● The problem: Each entry below is to be written out exactly, and the pictures are to be left out.

● Data supplied:
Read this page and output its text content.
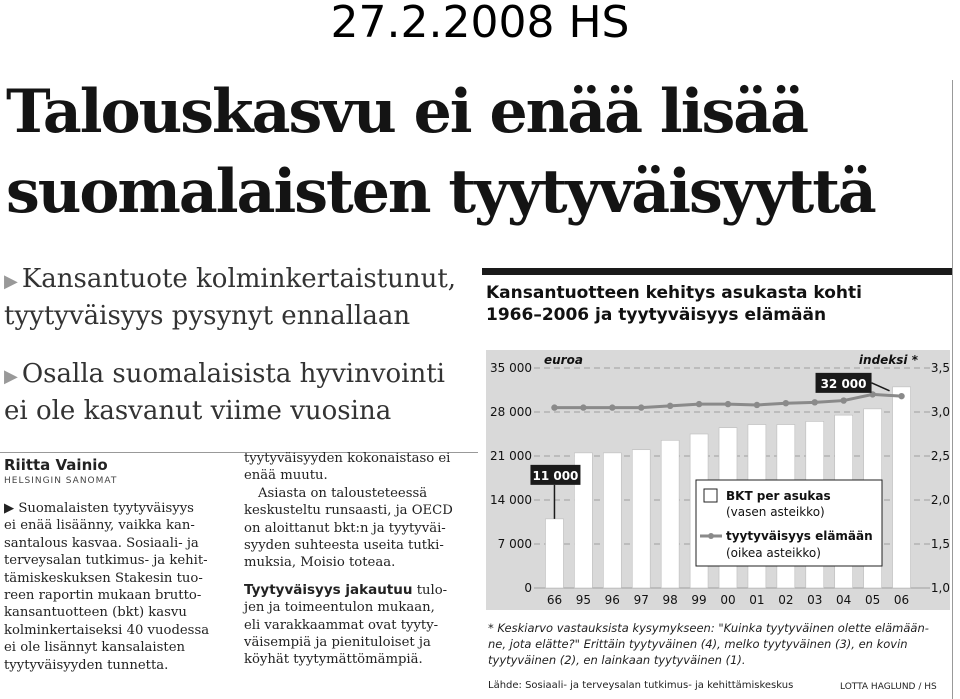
27.2.2008 HS
Talouskasvu ei enää lisää
suomalaisten tyytyväisyyttä
▶ Kansantuote kolminkertaistunut,
tyytyväisyys pysynyt ennallaan
▶ Osalla suomalaisista hyvinvointi
ei ole kasvanut viime vuosina
Riitta Vainio
HELSINGIN SANOMAT

▶ Suomalaisten tyytyväisyys

ei enää lisäänny, vaikka kan-

santalous kasvaa. Sosiaali- ja

terveysalan tutkimus- ja kehit-

tämiskeskuksen Stakesin tuo-

reen raportin mukaan brutto-

kansantuotteen (bkt) kasvu

kolminkertaiseksi 40 vuodessa

ei ole lisännyt kansalaisten

tyytyväisyyden tunnetta.

tyytyväisyyden kokonaistaso ei

enää muutu.

Asiasta on talousteteessä

keskusteltu runsaasti, ja OECD

on aloittanut bkt:n ja tyytyväi-

syyden suhteesta useita tutki-

muksia, Moisio toteaa.

Tyytyväisyys jakautuu tulo-

jen ja toimeentulon mukaan,

eli varakkaammat ovat tyyty-

väisempiä ja pienituloiset ja

köyhät tyytymättömämpiä.

Kansantuotteen kehitys asukasta kohti
1966–2006 ja tyytyväisyys elämään
0
7 000
14 000
21 000
28 000
35 000
1,0
1,5
2,0
2,5
3,0
3,5
euroa	indeksi *
66 95 96 97 98 99 00 01 02 03 04 05 06
11 000
32 000
BKT per asukas
(vasen asteikko)
tyytyväisyys elämään
(oikea asteikko)
* Keskiarvo vastauksista kysymykseen: "Kuinka tyytyväinen olette elämään-
ne, jota elätte?" Erittäin tyytyväinen (4), melko tyytyväinen (3), en kovin
tyytyväinen (2), en lainkaan tyytyväinen (1).
Lähde: Sosiaali- ja terveysalan tutkimus- ja kehittämiskeskus	LOTTA HAGLUND / HS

● Exercise result:
Read this page and output its text content.
27.2.2008 HS
Talouskasvu ei enää lisää
suomalaisten tyytyväisyyttä
▶ Kansantuote kolminkertaistunut,
tyytyväisyys pysynyt ennallaan
▶ Osalla suomalaisista hyvinvointi
ei ole kasvanut viime vuosina
Riitta Vainio
HELSINGIN SANOMAT

▶ Suomalaisten tyytyväisyys

ei enää lisäänny, vaikka kan-

santalous kasvaa. Sosiaali- ja

terveysalan tutkimus- ja kehit-

tämiskeskuksen Stakesin tuo-

reen raportin mukaan brutto-

kansantuotteen (bkt) kasvu

kolminkertaiseksi 40 vuodessa

ei ole lisännyt kansalaisten

tyytyväisyyden tunnetta.

tyytyväisyyden kokonaistaso ei

enää muutu.

Asiasta on talousteteessä

keskusteltu runsaasti, ja OECD

on aloittanut bkt:n ja tyytyväi-

syyden suhteesta useita tutki-

muksia, Moisio toteaa.

Tyytyväisyys jakautuu tulo-

jen ja toimeentulon mukaan,

eli varakkaammat ovat tyyty-

väisempiä ja pienituloiset ja

köyhät tyytymättömämpiä.

Kansantuotteen kehitys asukasta kohti
1966–2006 ja tyytyväisyys elämään
0
7 000
14 000
21 000
28 000
35 000
1,0
1,5
2,0
2,5
3,0
3,5
euroa	indeksi *
66 95 96 97 98 99 00 01 02 03 04 05 06
11 000
32 000
BKT per asukas
(vasen asteikko)
tyytyväisyys elämään
(oikea asteikko)
* Keskiarvo vastauksista kysymykseen: "Kuinka tyytyväinen olette elämään-
ne, jota elätte?" Erittäin tyytyväinen (4), melko tyytyväinen (3), en kovin
tyytyväinen (2), en lainkaan tyytyväinen (1).
Lähde: Sosiaali- ja terveysalan tutkimus- ja kehittämiskeskus	LOTTA HAGLUND / HS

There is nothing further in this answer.